§ PROBLEM DESCRIPTION:
The records below are to be quoted in full; please keep every word exact.

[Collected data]
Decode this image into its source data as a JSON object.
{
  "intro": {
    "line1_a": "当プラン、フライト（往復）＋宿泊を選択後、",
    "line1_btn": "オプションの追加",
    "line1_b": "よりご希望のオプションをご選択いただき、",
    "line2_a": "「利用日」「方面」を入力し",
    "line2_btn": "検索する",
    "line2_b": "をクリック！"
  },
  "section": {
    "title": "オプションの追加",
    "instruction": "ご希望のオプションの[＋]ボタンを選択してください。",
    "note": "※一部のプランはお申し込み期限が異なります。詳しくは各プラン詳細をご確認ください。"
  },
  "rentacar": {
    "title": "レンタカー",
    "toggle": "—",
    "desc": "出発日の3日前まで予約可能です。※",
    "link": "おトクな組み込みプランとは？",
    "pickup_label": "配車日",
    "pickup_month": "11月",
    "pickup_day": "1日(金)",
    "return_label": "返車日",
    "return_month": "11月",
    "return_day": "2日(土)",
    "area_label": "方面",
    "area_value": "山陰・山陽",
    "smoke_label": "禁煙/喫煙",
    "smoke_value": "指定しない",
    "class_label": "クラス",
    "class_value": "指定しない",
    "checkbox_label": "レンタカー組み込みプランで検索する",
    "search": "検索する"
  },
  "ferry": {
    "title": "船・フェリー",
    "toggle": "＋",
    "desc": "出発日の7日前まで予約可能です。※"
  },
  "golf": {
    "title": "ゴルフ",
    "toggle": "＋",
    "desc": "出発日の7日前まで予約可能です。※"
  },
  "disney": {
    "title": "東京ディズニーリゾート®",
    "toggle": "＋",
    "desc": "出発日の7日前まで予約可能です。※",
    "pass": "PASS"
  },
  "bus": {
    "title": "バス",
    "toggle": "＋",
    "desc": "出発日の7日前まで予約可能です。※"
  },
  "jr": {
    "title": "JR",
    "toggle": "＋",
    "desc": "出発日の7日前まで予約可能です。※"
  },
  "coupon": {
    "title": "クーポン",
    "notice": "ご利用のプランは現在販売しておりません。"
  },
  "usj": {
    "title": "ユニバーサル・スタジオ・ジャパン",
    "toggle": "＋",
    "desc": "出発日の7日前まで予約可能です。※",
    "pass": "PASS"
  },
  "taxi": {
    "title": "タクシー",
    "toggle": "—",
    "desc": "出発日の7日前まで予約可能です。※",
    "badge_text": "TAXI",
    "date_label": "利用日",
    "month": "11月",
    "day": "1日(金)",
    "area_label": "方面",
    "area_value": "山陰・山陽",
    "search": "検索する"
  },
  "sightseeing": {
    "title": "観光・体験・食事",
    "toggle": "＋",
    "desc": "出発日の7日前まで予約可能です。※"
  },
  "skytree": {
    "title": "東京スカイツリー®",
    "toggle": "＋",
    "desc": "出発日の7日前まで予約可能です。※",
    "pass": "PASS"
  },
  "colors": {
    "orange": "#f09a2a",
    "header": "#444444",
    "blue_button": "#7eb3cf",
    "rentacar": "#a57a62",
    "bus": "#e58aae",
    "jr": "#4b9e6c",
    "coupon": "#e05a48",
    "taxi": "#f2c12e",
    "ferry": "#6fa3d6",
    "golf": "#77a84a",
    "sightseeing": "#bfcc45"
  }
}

§ EXERCISE RESULT:
Decode this image into its source data as a JSON object.
{
  "intro": {
    "line1_a": "当プラン、フライト（往復）＋宿泊を選択後、",
    "line1_btn": "オプションの追加",
    "line1_b": "よりご希望のオプションをご選択いただき、",
    "line2_a": "「利用日」「方面」を入力し",
    "line2_btn": "検索する",
    "line2_b": "をクリック！"
  },
  "section": {
    "title": "オプションの追加",
    "instruction": "ご希望のオプションの[＋]ボタンを選択してください。",
    "note": "※一部のプランはお申し込み期限が異なります。詳しくは各プラン詳細をご確認ください。"
  },
  "rentacar": {
    "title": "レンタカー",
    "toggle": "—",
    "desc": "出発日の3日前まで予約可能です。※",
    "link": "おトクな組み込みプランとは？",
    "pickup_label": "配車日",
    "pickup_month": "11月",
    "pickup_day": "1日(金)",
    "return_label": "返車日",
    "return_month": "11月",
    "return_day": "2日(土)",
    "area_label": "方面",
    "area_value": "山陰・山陽",
    "smoke_label": "禁煙/喫煙",
    "smoke_value": "指定しない",
    "class_label": "クラス",
    "class_value": "指定しない",
    "checkbox_label": "レンタカー組み込みプランで検索する",
    "search": "検索する"
  },
  "ferry": {
    "title": "船・フェリー",
    "toggle": "＋",
    "desc": "出発日の7日前まで予約可能です。※"
  },
  "golf": {
    "title": "ゴルフ",
    "toggle": "＋",
    "desc": "出発日の7日前まで予約可能です。※"
  },
  "disney": {
    "title": "東京ディズニーリゾート®",
    "toggle": "＋",
    "desc": "出発日の7日前まで予約可能です。※",
    "pass": "PASS"
  },
  "bus": {
    "title": "バス",
    "toggle": "＋",
    "desc": "出発日の7日前まで予約可能です。※"
  },
  "jr": {
    "title": "JR",
    "toggle": "＋",
    "desc": "出発日の7日前まで予約可能です。※"
  },
  "coupon": {
    "title": "クーポン",
    "notice": "ご利用のプランは現在販売しておりません。"
  },
  "usj": {
    "title": "ユニバーサル・スタジオ・ジャパン",
    "toggle": "＋",
    "desc": "出発日の7日前まで予約可能です。※",
    "pass": "PASS"
  },
  "taxi": {
    "title": "タクシー",
    "toggle": "—",
    "desc": "出発日の7日前まで予約可能です。※",
    "badge_text": "TAXI",
    "date_label": "利用日",
    "month": "11月",
    "day": "1日(金)",
    "area_label": "方面",
    "area_value": "山陰・山陽",
    "search": "検索する"
  },
  "sightseeing": {
    "title": "観光・体験・食事",
    "toggle": "＋",
    "desc": "出発日の7日前まで予約可能です。※"
  },
  "skytree": {
    "title": "東京スカイツリー®",
    "toggle": "＋",
    "desc": "出発日の7日前まで予約可能です。※",
    "pass": "PASS"
  },
  "colors": {
    "orange": "#f09a2a",
    "header": "#444444",
    "blue_button": "#7eb3cf",
    "rentacar": "#a57a62",
    "bus": "#e58aae",
    "jr": "#4b9e6c",
    "coupon": "#e05a48",
    "taxi": "#f2c12e",
    "ferry": "#6fa3d6",
    "golf": "#77a84a",
    "sightseeing": "#bfcc45"
  }
}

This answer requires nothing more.